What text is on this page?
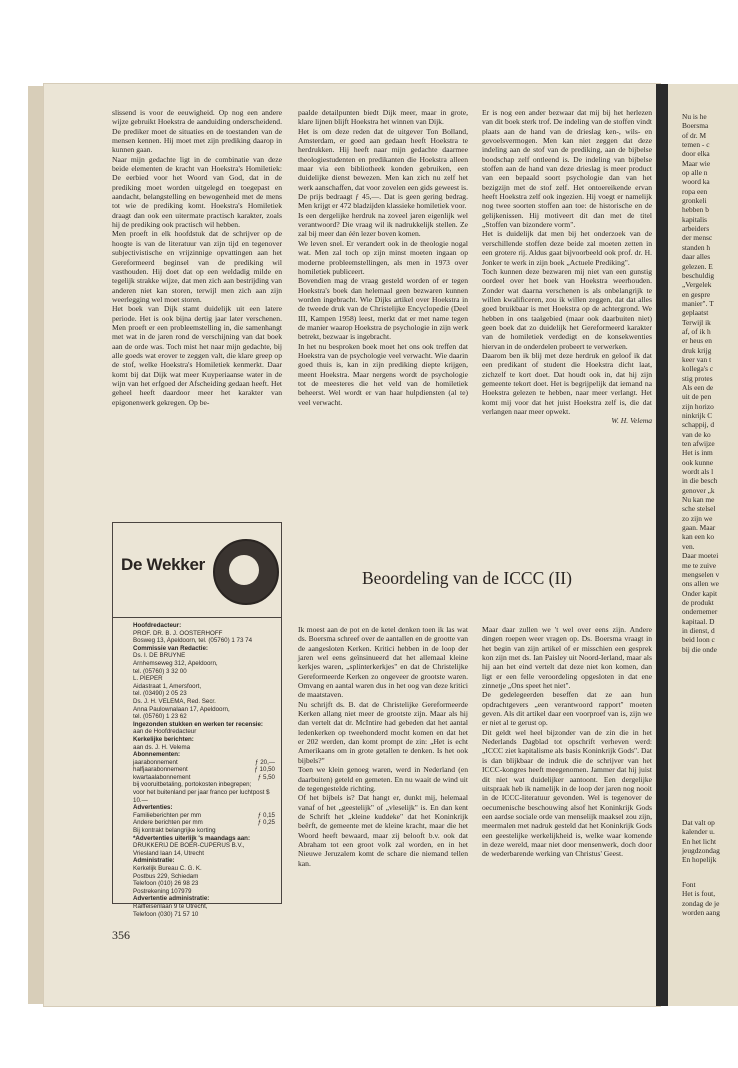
slissend is voor de eeuwigheid. Op nog een andere wijze gebruikt Hoekstra de aanduiding onderscheidend. De prediker moet de situaties en de toestanden van de mensen kennen. Hij moet met zijn prediking daarop in kunnen gaan.

Naar mijn gedachte ligt in de combinatie van deze beide elementen de kracht van Hoekstra's Homiletiek: De eerbied voor het Woord van God, dat in de prediking moet worden uitgelegd en toegepast en aandacht, belangstelling en bewogenheid met de mens tot wie de prediking komt. Hoekstra's Homiletiek draagt dan ook een uitermate practisch karakter, zoals hij de prediking ook practisch wil hebben.

Men proeft in elk hoofdstuk dat de schrijver op de hoogte is van de literatuur van zijn tijd en tegenover subjectivistische en vrijzinnige opvattingen aan het Gereformeerd beginsel van de prediking wil vasthouden. Hij doet dat op een weldadig milde en tegelijk strakke wijze, dat men zich aan bestrijding van anderen niet kan storen, terwijl men zich aan zijn weerlegging wel moet storen.

Het boek van Dijk stamt duidelijk uit een latere periode. Het is ook bijna dertig jaar later verschenen. Men proeft er een probleemstelling in, die samenhangt met wat in de jaren rond de verschijning van dat boek aan de orde was. Toch mist het naar mijn gedachte, bij alle goeds wat erover te zeggen valt, die klare greep op de stof, welke Hoekstra's Homiletiek kenmerkt. Daar komt bij dat Dijk wat meer Kuyperiaanse water in de wijn van het erfgoed der Afscheiding gedaan heeft. Het geheel heeft daardoor meer het karakter van epigonenwerk gekregen. Op be-

paalde detailpunten biedt Dijk meer, maar in grote, klare lijnen blijft Hoekstra het winnen van Dijk.

Het is om deze reden dat de uitgever Ton Bolland, Amsterdam, er goed aan gedaan heeft Hoekstra te herdrukken. Hij heeft naar mijn gedachte daarmee theologiestudenten en predikanten die Hoekstra alleen maar via een bibliotheek konden gebruiken, een duidelijke dienst bewezen. Men kan zich nu zelf het werk aanschaffen, dat voor zovelen een gids geweest is. De prijs bedraagt ƒ 45,—. Dat is geen gering bedrag. Men krijgt er 472 bladzijden klassieke homiletiek voor.

Is een dergelijke herdruk na zoveel jaren eigenlijk wel verantwoord? Die vraag wil ik nadrukkelijk stellen. Ze zal bij meer dan één lezer boven komen.

We leven snel. Er verandert ook in de theologie nogal wat. Men zal toch op zijn minst moeten ingaan op moderne probleemstellingen, als men in 1973 over homiletiek publiceert.

Bovendien mag de vraag gesteld worden of er tegen Hoekstra's boek dan helemaal geen bezwaren kunnen worden ingebracht. Wie Dijks artikel over Hoekstra in de tweede druk van de Christelijke Encyclopedie (Deel III, Kampen 1958) leest, merkt dat er met name tegen de manier waarop Hoekstra de psychologie in zijn werk betrekt, bezwaar is ingebracht.

In het nu besproken boek moet het ons ook treffen dat Hoekstra van de psychologie veel verwacht. Wie daarin goed thuis is, kan in zijn prediking diepte krijgen, meent Hoekstra. Maar nergens wordt de psychologie tot de meesteres die het veld van de homiletiek beheerst. Wel wordt er van haar hulpdiensten (al te) veel verwacht.

Er is nog een ander bezwaar dat mij bij het herlezen van dit boek sterk trof. De indeling van de stoffen vindt plaats aan de hand van de drieslag ken-, wils- en gevoelsvermogen. Men kan niet zeggen dat deze indeling aan de stof van de prediking, aan de bijbelse boodschap zelf ontleend is. De indeling van bijbelse stoffen aan de hand van deze drieslag is meer product van een bepaald soort psychologie dan van het bezigzijn met de stof zelf. Het ontoereikende ervan heeft Hoekstra zelf ook ingezien. Hij voegt er namelijk nog twee soorten stoffen aan toe: de historische en de gelijkenissen. Hij motiveert dit dan met de titel „Stoffen van bizondere vorm".

Het is duidelijk dat men bij het onderzoek van de verschillende stoffen deze beide zal moeten zetten in een grotere rij. Aldus gaat bijvoorbeeld ook prof. dr. H. Jonker te werk in zijn boek „Actuele Prediking".

Toch kunnen deze bezwaren mij niet van een gunstig oordeel over het boek van Hoekstra weerhouden. Zonder wat daarna verschenen is als onbelangrijk te willen kwalificeren, zou ik willen zeggen, dat dat alles goed bruikbaar is met Hoekstra op de achtergrond. We hebben in ons taalgebied (maar ook daarbuiten niet) geen boek dat zo duidelijk het Gereformeerd karakter van de homiletiek verdedigt en de konsekwenties hiervan in de onderdelen probeert te verwerken.

Daarom ben ik blij met deze herdruk en geloof ik dat een predikant of student die Hoekstra dicht laat, zichzelf te kort doet. Dat houdt ook in, dat hij zijn gemeente tekort doet. Het is begrijpelijk dat iemand na Hoekstra gelezen te hebben, naar meer verlangt. Het komt mij voor dat het juist Hoekstra zelf is, die dat verlangen naar meer opwekt.

W. H. Velema

De Wekker
Hoofdredacteur:
PROF. DR. B. J. OOSTERHOFF
Bosweg 13, Apeldoorn, tel. (05760) 1 73 74
Commissie van Redactie:
Ds. I. DE BRUYNE
Arnhemseweg 312, Apeldoorn,
tel. (05760) 3 32 00
L. PIEPER
Aidastraat 1, Amersfoort,
tel. (03490) 2 05 23
Ds. J. H. VELEMA, Red. Secr.
Anna Paulownalaan 17, Apeldoorn,
tel. (05760) 1 23 62
Ingezonden stukken en werken ter recensie:
aan de Hoofdredacteur
Kerkelijke berichten:
aan ds. J. H. Velema
Abonnementen:
jaarabonnement	ƒ 20,—
halfjaarabonnement	ƒ 10,50
kwartaalabonnement	ƒ 5,50
bij vooruitbetaling, portokosten inbegrepen;
voor het buitenland per jaar franco per luchtpost $ 10.—
Advertenties:
Familieberichten per mm	ƒ 0,15
Andere berichten per mm	ƒ 0,25
Bij kontrakt belangrijke korting
*Advertenties uiterlijk 's maandags aan:
DRUKKERIJ DE BOER-CUPERUS B.V.,
Vriesland laan 14, Utrecht
Administratie:
Kerkelijk Bureau C. G. K.
Postbus 229, Schiedam
Telefoon (010) 26 98 23
Postrekening 107979
Advertentie administratie:
Raiffeisenlaan 9 te Utrecht,
Telefoon (030) 71 57 10
Beoordeling van de ICCC (II)

Ik moest aan de pot en de ketel denken toen ik las wat ds. Boersma schreef over de aantallen en de grootte van de aangesloten Kerken. Kritici hebben in de loop der jaren wel eens geïnsinueerd dat het allemaal kleine kerkjes waren, „splinterkerkjes" en dat de Christelijke Gereformeerde Kerken zo ongeveer de grootste waren. Omvang en aantal waren dus in het oog van deze kritici de maatstaven.

Nu schrijft ds. B. dat de Christelijke Gereformeerde Kerken allang niet meer de grootste zijn. Maar als hij dan vertelt dat dr. McIntire had gebeden dat het aantal ledenkerken op tweehonderd mocht komen en dat het er 202 werden, dan komt prompt de zin: „Het is echt Amerikaans om in grote getallen te denken. Is het ook bijbels?"

Toen we klein genoeg waren, werd in Nederland (en daarbuiten) geteld en gemeten. En nu waait de wind uit de tegengestelde richting.

Of het bijbels is? Dat hangt er, dunkt mij, helemaal vanaf of het „geestelijk" of „vleselijk" is. En dan kent de Schrift het „kleine kuddeke" dat het Koninkrijk beërft, de gemeente met de kleine kracht, maar die het Woord heeft bewaard, maar zij belooft b.v. ook dat Abraham tot een groot volk zal worden, en in het Nieuwe Jeruzalem komt de schare die niemand tellen kan.

Maar daar zullen we 't wel over eens zijn. Andere dingen roepen weer vragen op. Ds. Boersma vraagt in het begin van zijn artikel of er misschien een gesprek kon zijn met ds. Ian Paisley uit Noord-Ierland, maar als hij aan het eind vertelt dat deze niet kon komen, dan ligt er een felle veroordeling opgesloten in dat ene zinnetje „Ons speet het niet".

De gedelegeerden beseffen dat ze aan hun opdrachtgevers „een verantwoord rapport" moeten geven. Als dit artikel daar een voorproef van is, zijn we er niet al te gerust op.

Dit geldt wel heel bijzonder van de zin die in het Nederlands Dagblad tot opschrift verheven werd: „ICCC ziet kapitalisme als basis Koninkrijk Gods". Dat is dan blijkbaar de indruk die de schrijver van het ICCC-kongres heeft meegenomen. Jammer dat hij juist dit niet wat duidelijker aantoont. Een dergelijke uitspraak heb ik namelijk in de loop der jaren nog nooit in de ICCC-literatuur gevonden. Wel is tegenover de oecumenische beschouwing alsof het Koninkrijk Gods een aardse sociale orde van menselijk maaksel zou zijn, meermalen met nadruk gesteld dat het Koninkrijk Gods een geestelijke werkelijkheid is, welke waar komende in deze wereld, maar niet door mensenwerk, doch door de wederbarende werking van Christus' Geest.

356
Nu is he
Boersma
of dr. M
temen - c
door elka
Maar wie
op alle n
woord ka
ropa een
gronkeli
hebben b
kapitalis
arbeiders
der mensc
standen h
daar alles
gelezen. E
beschuldig
„Vergelek
en gespre
manier". T
geplaatst
Terwijl ik
af, of ik h
er heus en
druk krijg
keer van t
kollega's c
stig protes
Als een de
uit de pen
zijn horizo
ninkrijk C
schappij, d
van de ko
ten afwijze
Het is inm
ook kunne
wordt als l
in die besch
genover „k
Nu kan me
sche stelsel
zo zijn we
gaan. Maar
kan een ko
ven.
Daar moetei
me te zuive
mengselen v
ons allen we
Onder kapit
de produkt
ondernemer
kapitaal. D
in dienst, d
beid loon c
bij die onde
Dat valt op
kalender u.
En het licht
jeugdzondag
En hopelijk
Font
Het is fout,
zondag de je
worden aang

[WHAT YOU ARE ASKED TO DO] Filter the listing for the word "eens" and copy each line that has it.

[RESULT OF THIS TASK]
Ik moest aan de pot en de ketel denken toen ik las wat ds. Boersma schreef over de aantallen en de grootte van de aangesloten Kerken. Kritici hebben in de loop der jaren wel eens geïnsinueerd dat het allemaal kleine kerkjes waren, „splinterkerkjes" en dat de Christelijke Gereformeerde Kerken zo ongeveer de grootste waren. Omvang en aantal waren dus in het oog van deze kritici de maatstaven.
Maar daar zullen we 't wel over eens zijn. Andere dingen roepen weer vragen op. Ds. Boersma vraagt in het begin van zijn artikel of er misschien een gesprek kon zijn met ds. Ian Paisley uit Noord-Ierland, maar als hij aan het eind vertelt dat deze niet kon komen, dan ligt er een felle veroordeling opgesloten in dat ene zinnetje „Ons speet het niet".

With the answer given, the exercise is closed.